Note each line that includes the word "name". Copy those lines.

#### [Task material]
☆ ☆ ☆ ☆

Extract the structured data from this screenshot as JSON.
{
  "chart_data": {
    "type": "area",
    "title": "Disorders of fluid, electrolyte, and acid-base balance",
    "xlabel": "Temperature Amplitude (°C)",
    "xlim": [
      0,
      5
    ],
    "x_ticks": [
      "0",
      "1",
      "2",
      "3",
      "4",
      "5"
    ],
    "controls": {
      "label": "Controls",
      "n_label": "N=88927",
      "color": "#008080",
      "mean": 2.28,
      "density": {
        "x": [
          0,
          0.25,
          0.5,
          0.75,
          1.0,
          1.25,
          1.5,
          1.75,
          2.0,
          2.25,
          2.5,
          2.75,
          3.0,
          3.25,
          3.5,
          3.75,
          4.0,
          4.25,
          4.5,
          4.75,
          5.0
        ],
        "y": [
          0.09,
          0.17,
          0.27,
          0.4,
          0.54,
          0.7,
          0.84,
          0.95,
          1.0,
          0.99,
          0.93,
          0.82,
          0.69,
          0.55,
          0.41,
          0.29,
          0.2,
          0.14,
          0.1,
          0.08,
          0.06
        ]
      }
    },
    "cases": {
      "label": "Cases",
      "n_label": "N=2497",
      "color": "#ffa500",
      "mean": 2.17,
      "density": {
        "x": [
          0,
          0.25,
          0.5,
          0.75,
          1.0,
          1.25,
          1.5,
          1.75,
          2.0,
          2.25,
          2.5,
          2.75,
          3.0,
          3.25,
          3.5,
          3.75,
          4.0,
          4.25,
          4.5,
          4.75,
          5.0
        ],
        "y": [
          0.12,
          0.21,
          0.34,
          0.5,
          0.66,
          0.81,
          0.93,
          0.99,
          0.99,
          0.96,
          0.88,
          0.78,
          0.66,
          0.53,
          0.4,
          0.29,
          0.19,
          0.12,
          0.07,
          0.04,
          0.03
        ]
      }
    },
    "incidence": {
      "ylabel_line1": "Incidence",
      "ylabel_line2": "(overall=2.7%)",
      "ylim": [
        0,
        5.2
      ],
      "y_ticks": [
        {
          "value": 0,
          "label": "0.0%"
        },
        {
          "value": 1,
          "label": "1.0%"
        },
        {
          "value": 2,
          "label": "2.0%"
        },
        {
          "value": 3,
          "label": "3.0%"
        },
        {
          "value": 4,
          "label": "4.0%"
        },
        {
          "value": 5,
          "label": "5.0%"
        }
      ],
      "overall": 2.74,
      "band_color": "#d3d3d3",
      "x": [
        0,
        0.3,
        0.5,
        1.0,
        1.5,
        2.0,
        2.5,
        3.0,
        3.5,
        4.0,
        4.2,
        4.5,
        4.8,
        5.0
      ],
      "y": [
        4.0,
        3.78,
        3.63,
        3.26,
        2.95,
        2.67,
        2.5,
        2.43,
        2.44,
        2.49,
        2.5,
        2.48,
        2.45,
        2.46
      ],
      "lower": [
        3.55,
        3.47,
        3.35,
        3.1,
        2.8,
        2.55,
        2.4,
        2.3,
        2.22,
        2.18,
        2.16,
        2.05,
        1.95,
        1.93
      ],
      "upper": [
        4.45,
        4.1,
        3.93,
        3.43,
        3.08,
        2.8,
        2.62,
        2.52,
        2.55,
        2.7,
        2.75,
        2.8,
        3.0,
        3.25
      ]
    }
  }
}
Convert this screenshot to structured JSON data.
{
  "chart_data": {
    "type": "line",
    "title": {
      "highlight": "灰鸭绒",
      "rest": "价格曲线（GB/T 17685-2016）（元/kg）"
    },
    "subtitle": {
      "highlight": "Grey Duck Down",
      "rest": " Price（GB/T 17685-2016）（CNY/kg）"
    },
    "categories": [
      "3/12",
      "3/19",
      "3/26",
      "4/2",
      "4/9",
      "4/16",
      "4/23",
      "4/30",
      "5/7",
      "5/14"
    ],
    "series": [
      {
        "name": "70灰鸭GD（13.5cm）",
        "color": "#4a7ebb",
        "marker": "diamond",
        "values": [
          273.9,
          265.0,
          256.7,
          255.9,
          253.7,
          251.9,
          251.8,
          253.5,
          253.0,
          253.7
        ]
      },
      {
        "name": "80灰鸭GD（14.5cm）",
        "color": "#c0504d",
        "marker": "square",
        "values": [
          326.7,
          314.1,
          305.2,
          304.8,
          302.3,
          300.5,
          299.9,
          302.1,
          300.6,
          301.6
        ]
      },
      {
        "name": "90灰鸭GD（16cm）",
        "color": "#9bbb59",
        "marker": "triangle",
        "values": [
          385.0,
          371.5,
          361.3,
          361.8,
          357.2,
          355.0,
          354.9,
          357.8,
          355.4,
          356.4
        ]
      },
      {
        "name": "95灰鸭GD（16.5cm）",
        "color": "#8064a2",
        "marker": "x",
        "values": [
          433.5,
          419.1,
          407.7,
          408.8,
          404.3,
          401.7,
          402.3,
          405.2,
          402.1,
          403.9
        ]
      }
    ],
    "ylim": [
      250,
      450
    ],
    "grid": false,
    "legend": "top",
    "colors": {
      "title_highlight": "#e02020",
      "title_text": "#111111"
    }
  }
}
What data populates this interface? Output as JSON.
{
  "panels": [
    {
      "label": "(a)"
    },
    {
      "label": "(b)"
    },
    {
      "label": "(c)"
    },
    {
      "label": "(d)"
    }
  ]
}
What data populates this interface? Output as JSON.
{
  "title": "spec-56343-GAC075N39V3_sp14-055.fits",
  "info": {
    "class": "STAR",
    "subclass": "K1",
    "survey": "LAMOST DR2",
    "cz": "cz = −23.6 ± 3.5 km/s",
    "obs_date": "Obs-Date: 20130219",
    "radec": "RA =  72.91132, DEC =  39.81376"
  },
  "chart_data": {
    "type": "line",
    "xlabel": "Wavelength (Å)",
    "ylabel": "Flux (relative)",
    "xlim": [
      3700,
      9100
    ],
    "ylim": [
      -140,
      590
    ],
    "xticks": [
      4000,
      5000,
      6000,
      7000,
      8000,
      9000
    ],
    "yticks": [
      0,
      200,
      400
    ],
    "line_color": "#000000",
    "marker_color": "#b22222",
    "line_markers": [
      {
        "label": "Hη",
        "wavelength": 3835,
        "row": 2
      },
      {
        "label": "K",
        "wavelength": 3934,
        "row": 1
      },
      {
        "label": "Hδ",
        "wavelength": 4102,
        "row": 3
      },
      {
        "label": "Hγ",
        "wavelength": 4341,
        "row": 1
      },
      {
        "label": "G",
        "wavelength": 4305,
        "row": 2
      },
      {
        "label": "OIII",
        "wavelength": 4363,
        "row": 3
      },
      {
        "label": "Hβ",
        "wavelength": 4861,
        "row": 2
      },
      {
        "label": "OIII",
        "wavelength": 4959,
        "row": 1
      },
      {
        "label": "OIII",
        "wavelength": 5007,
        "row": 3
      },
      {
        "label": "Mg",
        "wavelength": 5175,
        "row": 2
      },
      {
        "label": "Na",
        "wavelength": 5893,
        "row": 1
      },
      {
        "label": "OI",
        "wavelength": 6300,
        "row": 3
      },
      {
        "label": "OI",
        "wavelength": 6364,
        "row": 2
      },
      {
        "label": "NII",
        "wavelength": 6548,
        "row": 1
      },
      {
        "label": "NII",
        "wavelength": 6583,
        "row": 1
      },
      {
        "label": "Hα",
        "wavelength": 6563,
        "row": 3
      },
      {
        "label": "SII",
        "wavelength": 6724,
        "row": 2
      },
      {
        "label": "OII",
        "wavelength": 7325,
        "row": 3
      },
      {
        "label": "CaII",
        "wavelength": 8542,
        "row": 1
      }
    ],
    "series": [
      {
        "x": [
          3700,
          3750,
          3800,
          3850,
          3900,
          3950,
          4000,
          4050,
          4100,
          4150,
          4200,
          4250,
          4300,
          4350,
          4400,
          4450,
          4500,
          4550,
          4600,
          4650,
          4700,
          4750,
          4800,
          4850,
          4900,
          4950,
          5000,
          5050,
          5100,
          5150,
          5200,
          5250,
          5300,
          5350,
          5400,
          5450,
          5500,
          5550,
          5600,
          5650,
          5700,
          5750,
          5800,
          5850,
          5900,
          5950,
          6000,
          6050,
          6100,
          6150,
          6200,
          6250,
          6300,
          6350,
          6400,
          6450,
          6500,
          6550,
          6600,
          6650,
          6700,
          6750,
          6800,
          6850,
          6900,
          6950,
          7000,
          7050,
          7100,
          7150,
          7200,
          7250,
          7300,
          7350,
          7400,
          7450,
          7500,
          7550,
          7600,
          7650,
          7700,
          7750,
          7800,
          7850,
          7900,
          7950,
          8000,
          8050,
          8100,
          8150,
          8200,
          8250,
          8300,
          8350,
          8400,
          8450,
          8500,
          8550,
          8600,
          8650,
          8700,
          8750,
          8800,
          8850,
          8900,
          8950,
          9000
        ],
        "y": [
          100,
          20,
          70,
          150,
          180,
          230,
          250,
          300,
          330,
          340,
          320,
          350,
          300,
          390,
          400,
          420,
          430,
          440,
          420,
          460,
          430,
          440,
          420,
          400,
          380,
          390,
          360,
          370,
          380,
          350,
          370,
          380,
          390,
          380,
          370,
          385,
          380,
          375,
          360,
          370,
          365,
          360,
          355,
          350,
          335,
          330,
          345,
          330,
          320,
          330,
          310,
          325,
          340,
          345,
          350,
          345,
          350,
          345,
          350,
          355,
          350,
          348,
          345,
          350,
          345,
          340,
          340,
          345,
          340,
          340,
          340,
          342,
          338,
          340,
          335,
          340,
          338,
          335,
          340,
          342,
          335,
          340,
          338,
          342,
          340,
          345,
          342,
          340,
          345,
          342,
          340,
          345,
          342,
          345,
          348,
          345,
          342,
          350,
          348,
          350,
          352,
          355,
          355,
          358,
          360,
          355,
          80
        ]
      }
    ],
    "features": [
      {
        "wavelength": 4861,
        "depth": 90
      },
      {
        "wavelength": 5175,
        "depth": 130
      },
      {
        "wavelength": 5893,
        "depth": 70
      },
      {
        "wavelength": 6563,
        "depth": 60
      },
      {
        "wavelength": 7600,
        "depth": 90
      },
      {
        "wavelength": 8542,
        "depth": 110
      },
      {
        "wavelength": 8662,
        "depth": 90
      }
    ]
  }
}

☆ ☆ ☆ ☆

#### [Solution for this exercise]
        "name": "70灰鸭GD（13.5cm）",
        "name": "80灰鸭GD（14.5cm）",
        "name": "90灰鸭GD（16cm）",
        "name": "95灰鸭GD（16.5cm）",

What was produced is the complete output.